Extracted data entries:
══════════

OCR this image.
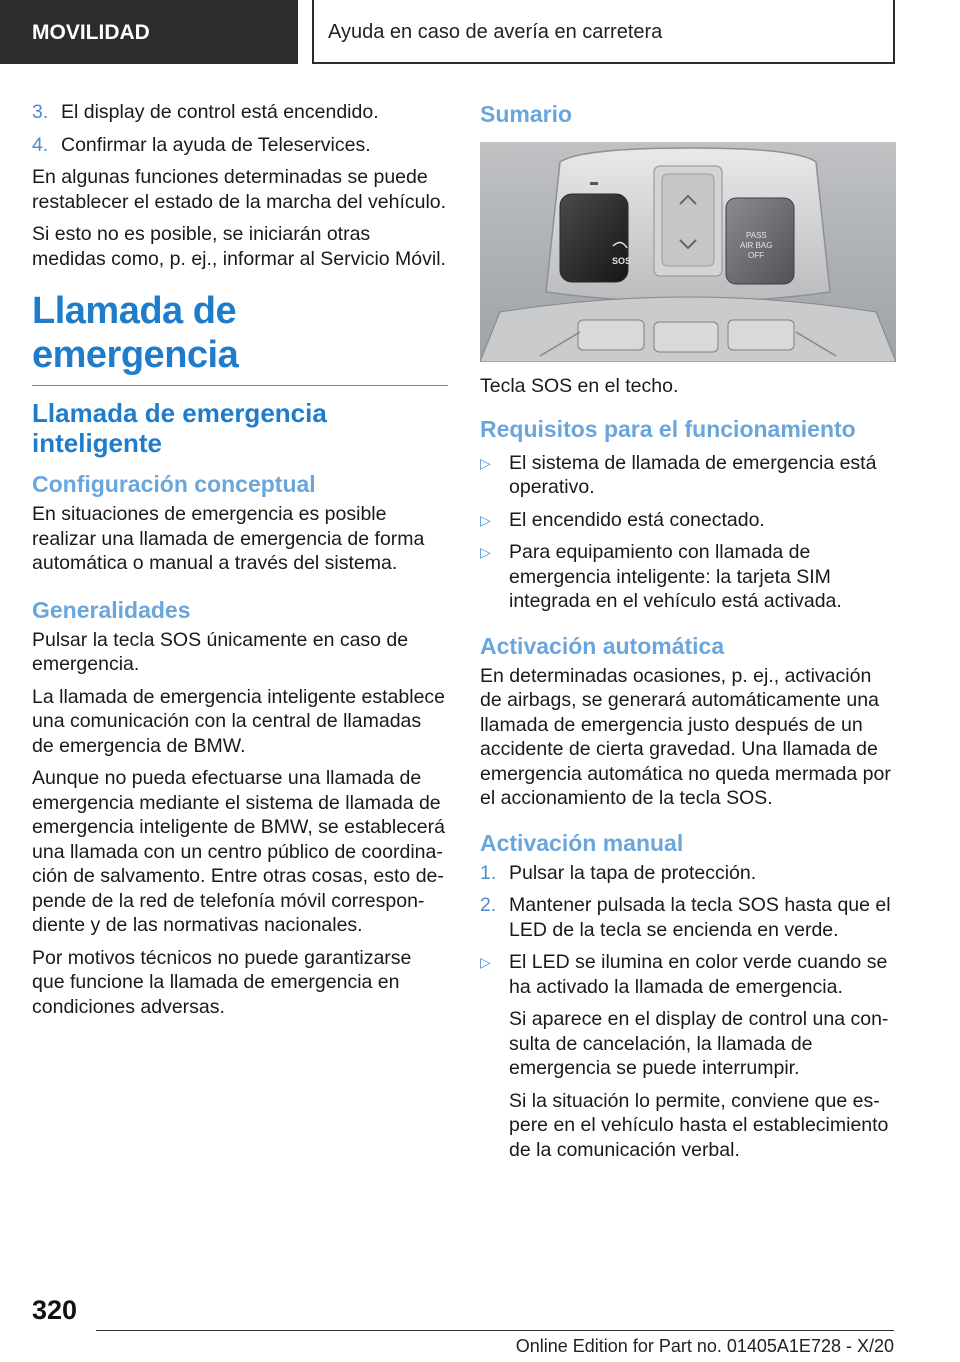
MOVILIDAD	Ayuda en caso de avería en carretera
3. El display de control está encendido.
4. Confirmar la ayuda de Teleservices.

En algunas funciones determinadas se puede restablecer el estado de la marcha del vehículo.

Si esto no es posible, se iniciarán otras medidas como, p. ej., informar al Servicio Móvil.

Llamada de emergencia
Llamada de emergencia inteligente
Configuración conceptual

En situaciones de emergencia es posible realizar una llamada de emergencia de forma automática o manual a través del sistema.

Generalidades

Pulsar la tecla SOS únicamente en caso de emergencia.

La llamada de emergencia inteligente establece una comunicación con la central de llamadas de emergencia de BMW.

Aunque no pueda efectuarse una llamada de emergencia mediante el sistema de llamada de emergencia inteligente de BMW, se establecerá una llamada con un centro público de coordinación de salvamento. Entre otras cosas, esto depende de la red de telefonía móvil correspondiente y de las normativas nacionales.

Por motivos técnicos no puede garantizarse que funcione la llamada de emergencia en condiciones adversas.

Sumario
SOS
PASS
AIR BAG
OFF

Tecla SOS en el techo.

Requisitos para el funcionamiento
▷ El sistema de llamada de emergencia está operativo.
▷ El encendido está conectado.
▷ Para equipamiento con llamada de emergencia inteligente: la tarjeta SIM integrada en el vehículo está activada.
Activación automática

En determinadas ocasiones, p. ej., activación de airbags, se generará automáticamente una llamada de emergencia justo después de un accidente de cierta gravedad. Una llamada de emergencia automática no queda mermada por el accionamiento de la tecla SOS.

Activación manual
1. Pulsar la tapa de protección.
2. Mantener pulsada la tecla SOS hasta que el LED de la tecla se encienda en verde.
▷ El LED se ilumina en color verde cuando se ha activado la llamada de emergencia.

Si aparece en el display de control una consulta de cancelación, la llamada de emergencia se puede interrumpir.

Si la situación lo permite, conviene que espere en el vehículo hasta el establecimiento de la comunicación verbal.

320
Online Edition for Part no. 01405A1E728 - X/20
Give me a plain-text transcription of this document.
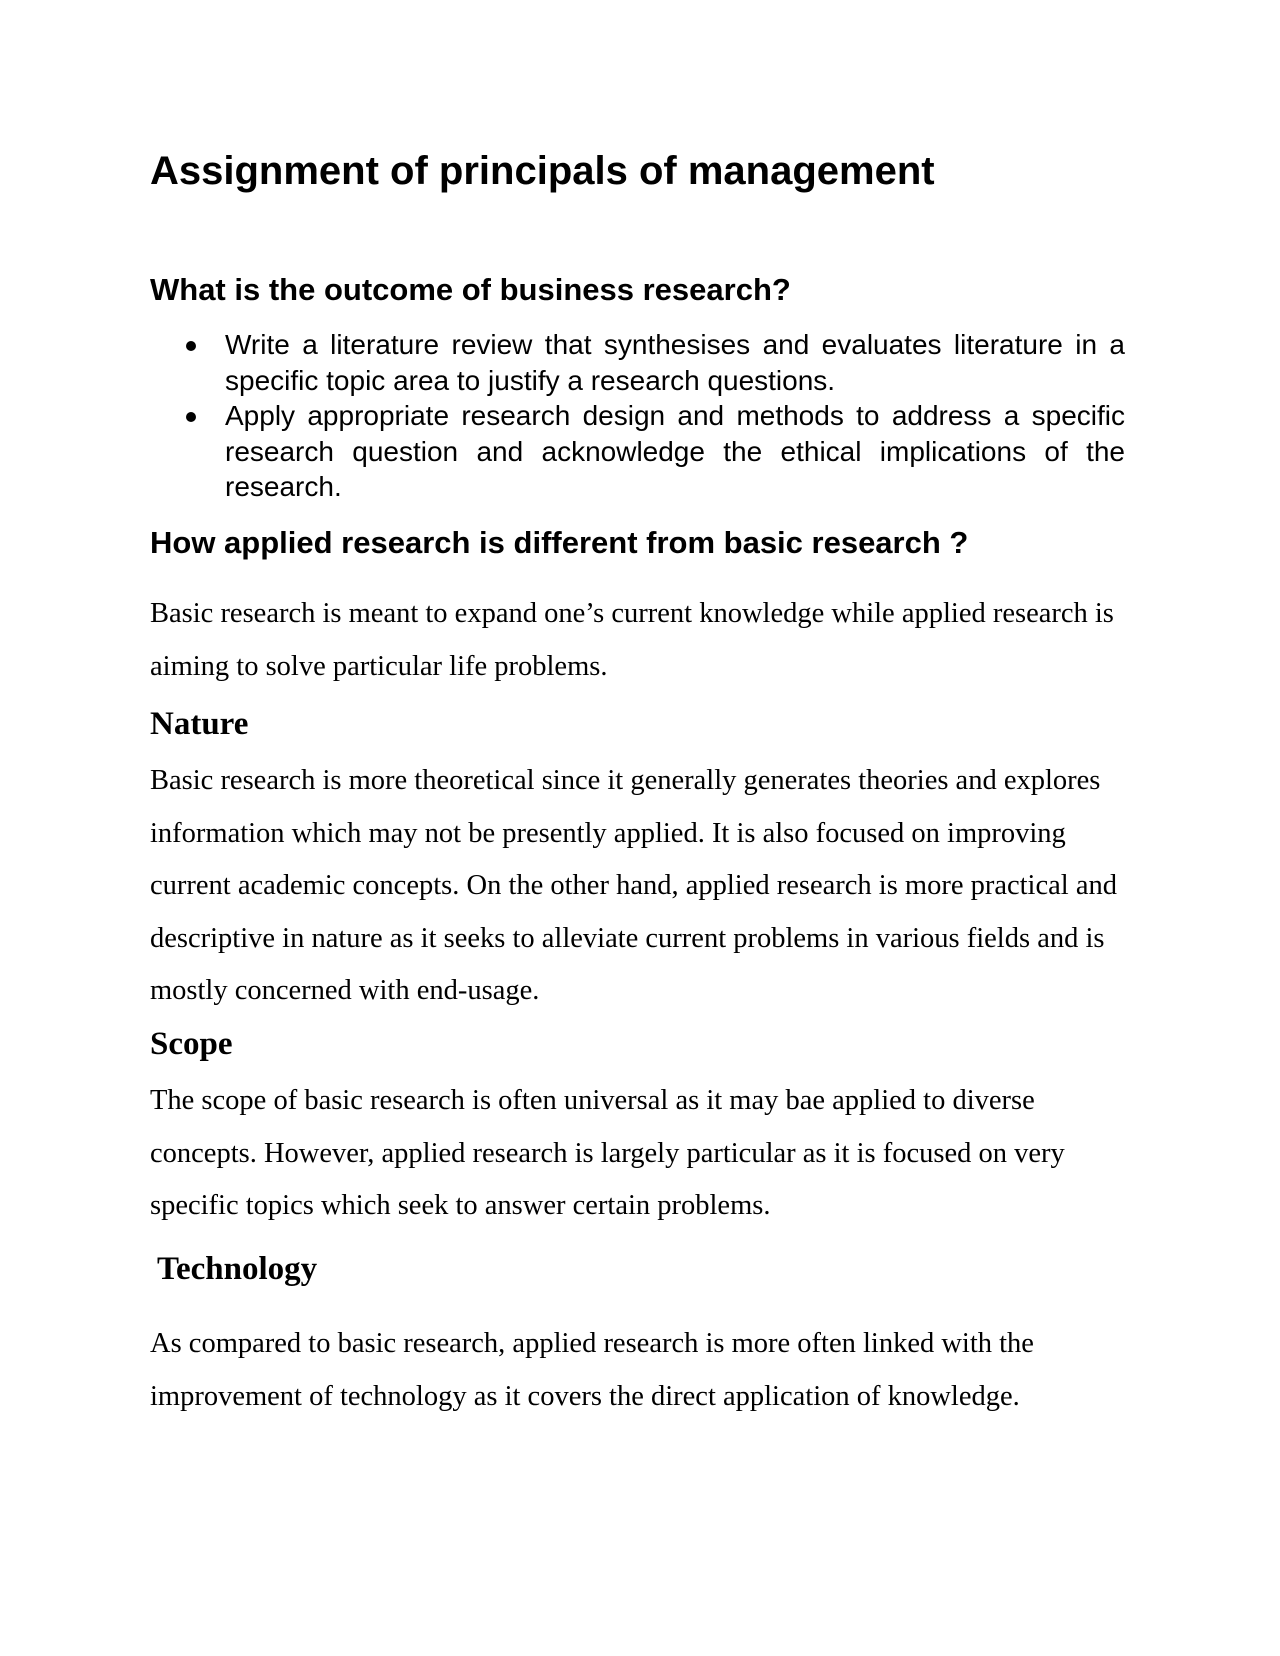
Assignment of principals of management
What is the outcome of business research?
Write a literature review that synthesises and evaluates literature in a specific topic area to justify a research questions.
Apply appropriate research design and methods to address a specific research question and acknowledge the ethical implications of the research.
How applied research is different from basic research ?

Basic research is meant to expand one’s current knowledge while applied research is aiming to solve particular life problems.

Nature

Basic research is more theoretical since it generally generates theories and explores information which may not be presently applied. It is also focused on improving current academic concepts. On the other hand, applied research is more practical and descriptive in nature as it seeks to alleviate current problems in various fields and is mostly concerned with end-usage.

Scope

The scope of basic research is often universal as it may bae applied to diverse concepts. However, applied research is largely particular as it is focused on very specific topics which seek to answer certain problems.

Technology

As compared to basic research, applied research is more often linked with the improvement of technology as it covers the direct application of knowledge.
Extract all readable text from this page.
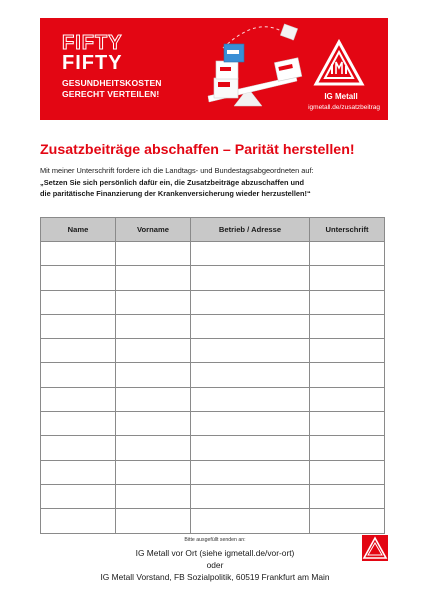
FIFTY
FIFTY
GESUNDHEITSKOSTEN
GERECHT VERTEILEN!	IG Metall
igmetall.de/zusatzbeitrag
Zusatzbeiträge abschaffen – Parität herstellen!
Mit meiner Unterschrift fordere ich die Landtags- und Bundestagsabgeordneten auf:
„Setzen Sie sich persönlich dafür ein, die Zusatzbeiträge abzuschaffen und
die paritätische Finanzierung der Krankenversicherung wieder herzustellen!“
Name	Vorname	Betrieb / Adresse	Unterschrift

Bitte ausgefüllt senden an:
IG Metall vor Ort (siehe igmetall.de/vor-ort)
oder
IG Metall Vorstand, FB Sozialpolitik, 60519 Frankfurt am Main
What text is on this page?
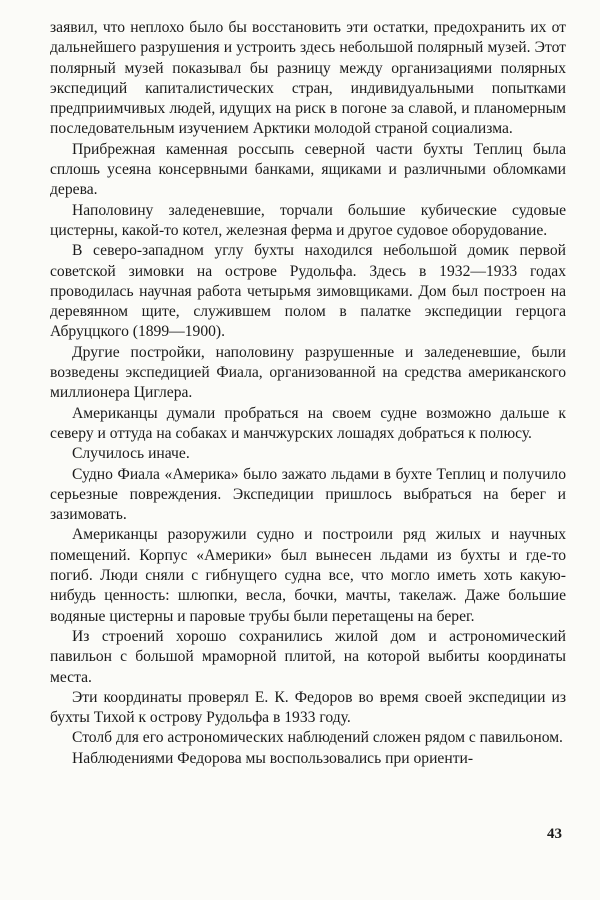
заявил, что неплохо было бы восстановить эти остатки, предохранить их от дальнейшего разрушения и устроить здесь небольшой полярный музей. Этот полярный музей показывал бы разницу между организациями полярных экспедиций капиталистических стран, индивидуальными попытками предприимчивых людей, идущих на риск в погоне за славой, и планомерным последовательным изучением Арктики молодой страной социализма.

Прибрежная каменная россыпь северной части бухты Теплиц была сплошь усеяна консервными банками, ящиками и различными обломками дерева.

Наполовину заледеневшие, торчали большие кубические судовые цистерны, какой-то котел, железная ферма и другое судовое оборудование.

В северо-западном углу бухты находился небольшой домик первой советской зимовки на острове Рудольфа. Здесь в 1932—1933 годах проводилась научная работа четырьмя зимовщиками. Дом был построен на деревянном щите, служившем полом в палатке экспедиции герцога Абруццкого (1899—1900).

Другие постройки, наполовину разрушенные и заледеневшие, были возведены экспедицией Фиала, организованной на средства американского миллионера Циглера.

Американцы думали пробраться на своем судне возможно дальше к северу и оттуда на собаках и манчжурских лошадях добраться к полюсу.

Случилось иначе.

Судно Фиала «Америка» было зажато льдами в бухте Теплиц и получило серьезные повреждения. Экспедиции пришлось выбраться на берег и зазимовать.

Американцы разоружили судно и построили ряд жилых и научных помещений. Корпус «Америки» был вынесен льдами из бухты и где-то погиб. Люди сняли с гибнущего судна все, что могло иметь хоть какую-нибудь ценность: шлюпки, весла, бочки, мачты, такелаж. Даже большие водяные цистерны и паровые трубы были перетащены на берег.

Из строений хорошо сохранились жилой дом и астрономический павильон с большой мраморной плитой, на которой выбиты координаты места.

Эти координаты проверял Е. К. Федоров во время своей экспедиции из бухты Тихой к острову Рудольфа в 1933 году.

Столб для его астрономических наблюдений сложен рядом с павильоном.

Наблюдениями Федорова мы воспользовались при ориенти-

43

══════════

--- THE PROBLEM ---
Copy out the whole listing exactly, and don't carry over any pictures.

--- ANSWER ---
OCR this image.
MOVILIDAD	Ayuda en caso de avería en carretera
3. El display de control está encendido.
4. Confirmar la ayuda de Teleservices.

En algunas funciones determinadas se puede restablecer el estado de la marcha del vehículo.

Si esto no es posible, se iniciarán otras medidas como, p. ej., informar al Servicio Móvil.

Llamada de emergencia
Llamada de emergencia inteligente
Configuración conceptual

En situaciones de emergencia es posible realizar una llamada de emergencia de forma automática o manual a través del sistema.

Generalidades

Pulsar la tecla SOS únicamente en caso de emergencia.

La llamada de emergencia inteligente establece una comunicación con la central de llamadas de emergencia de BMW.

Aunque no pueda efectuarse una llamada de emergencia mediante el sistema de llamada de emergencia inteligente de BMW, se establecerá una llamada con un centro público de coordinación de salvamento. Entre otras cosas, esto depende de la red de telefonía móvil correspondiente y de las normativas nacionales.

Por motivos técnicos no puede garantizarse que funcione la llamada de emergencia en condiciones adversas.

Sumario
SOS
PASS
AIR BAG
OFF

Tecla SOS en el techo.

Requisitos para el funcionamiento
▷ El sistema de llamada de emergencia está operativo.
▷ El encendido está conectado.
▷ Para equipamiento con llamada de emergencia inteligente: la tarjeta SIM integrada en el vehículo está activada.
Activación automática

En determinadas ocasiones, p. ej., activación de airbags, se generará automáticamente una llamada de emergencia justo después de un accidente de cierta gravedad. Una llamada de emergencia automática no queda mermada por el accionamiento de la tecla SOS.

Activación manual
1. Pulsar la tapa de protección.
2. Mantener pulsada la tecla SOS hasta que el LED de la tecla se encienda en verde.
▷ El LED se ilumina en color verde cuando se ha activado la llamada de emergencia.

Si aparece en el display de control una consulta de cancelación, la llamada de emergencia se puede interrumpir.

Si la situación lo permite, conviene que espere en el vehículo hasta el establecimiento de la comunicación verbal.

320
Online Edition for Part no. 01405A1E728 - X/20
Give me a plain-text transcription of this document.
Assignment of principals of management
What is the outcome of business research?
Write a literature review that synthesises and evaluates literature in a specific topic area to justify a research questions.
Apply appropriate research design and methods to address a specific research question and acknowledge the ethical implications of the research.
How applied research is different from basic research ?

Basic research is meant to expand one’s current knowledge while applied research is aiming to solve particular life problems.

Nature

Basic research is more theoretical since it generally generates theories and explores information which may not be presently applied. It is also focused on improving current academic concepts. On the other hand, applied research is more practical and descriptive in nature as it seeks to alleviate current problems in various fields and is mostly concerned with end-usage.

Scope

The scope of basic research is often universal as it may bae applied to diverse concepts. However, applied research is largely particular as it is focused on very specific topics which seek to answer certain problems.

Technology

As compared to basic research, applied research is more often linked with the improvement of technology as it covers the direct application of knowledge.
Extract all readable text from this page.
FIFTY
FIFTY
GESUNDHEITSKOSTEN
GERECHT VERTEILEN!	IG Metall
igmetall.de/zusatzbeitrag
Zusatzbeiträge abschaffen – Parität herstellen!
Mit meiner Unterschrift fordere ich die Landtags- und Bundestagsabgeordneten auf:
„Setzen Sie sich persönlich dafür ein, die Zusatzbeiträge abzuschaffen und
die paritätische Finanzierung der Krankenversicherung wieder herzustellen!“
Name	Vorname	Betrieb / Adresse	Unterschrift

Bitte ausgefüllt senden an:
IG Metall vor Ort (siehe igmetall.de/vor-ort)
oder
IG Metall Vorstand, FB Sozialpolitik, 60519 Frankfurt am Main
What text is on this page?
заявил, что неплохо было бы восстановить эти остатки, предохранить их от дальнейшего разрушения и устроить здесь небольшой полярный музей. Этот полярный музей показывал бы разницу между организациями полярных экспедиций капиталистических стран, индивидуальными попытками предприимчивых людей, идущих на риск в погоне за славой, и планомерным последовательным изучением Арктики молодой страной социализма.

Прибрежная каменная россыпь северной части бухты Теплиц была сплошь усеяна консервными банками, ящиками и различными обломками дерева.

Наполовину заледеневшие, торчали большие кубические судовые цистерны, какой-то котел, железная ферма и другое судовое оборудование.

В северо-западном углу бухты находился небольшой домик первой советской зимовки на острове Рудольфа. Здесь в 1932—1933 годах проводилась научная работа четырьмя зимовщиками. Дом был построен на деревянном щите, служившем полом в палатке экспедиции герцога Абруццкого (1899—1900).

Другие постройки, наполовину разрушенные и заледеневшие, были возведены экспедицией Фиала, организованной на средства американского миллионера Циглера.

Американцы думали пробраться на своем судне возможно дальше к северу и оттуда на собаках и манчжурских лошадях добраться к полюсу.

Случилось иначе.

Судно Фиала «Америка» было зажато льдами в бухте Теплиц и получило серьезные повреждения. Экспедиции пришлось выбраться на берег и зазимовать.

Американцы разоружили судно и построили ряд жилых и научных помещений. Корпус «Америки» был вынесен льдами из бухты и где-то погиб. Люди сняли с гибнущего судна все, что могло иметь хоть какую-нибудь ценность: шлюпки, весла, бочки, мачты, такелаж. Даже большие водяные цистерны и паровые трубы были перетащены на берег.

Из строений хорошо сохранились жилой дом и астрономический павильон с большой мраморной плитой, на которой выбиты координаты места.

Эти координаты проверял Е. К. Федоров во время своей экспедиции из бухты Тихой к острову Рудольфа в 1933 году.

Столб для его астрономических наблюдений сложен рядом с павильоном.

Наблюдениями Федорова мы воспользовались при ориенти-

43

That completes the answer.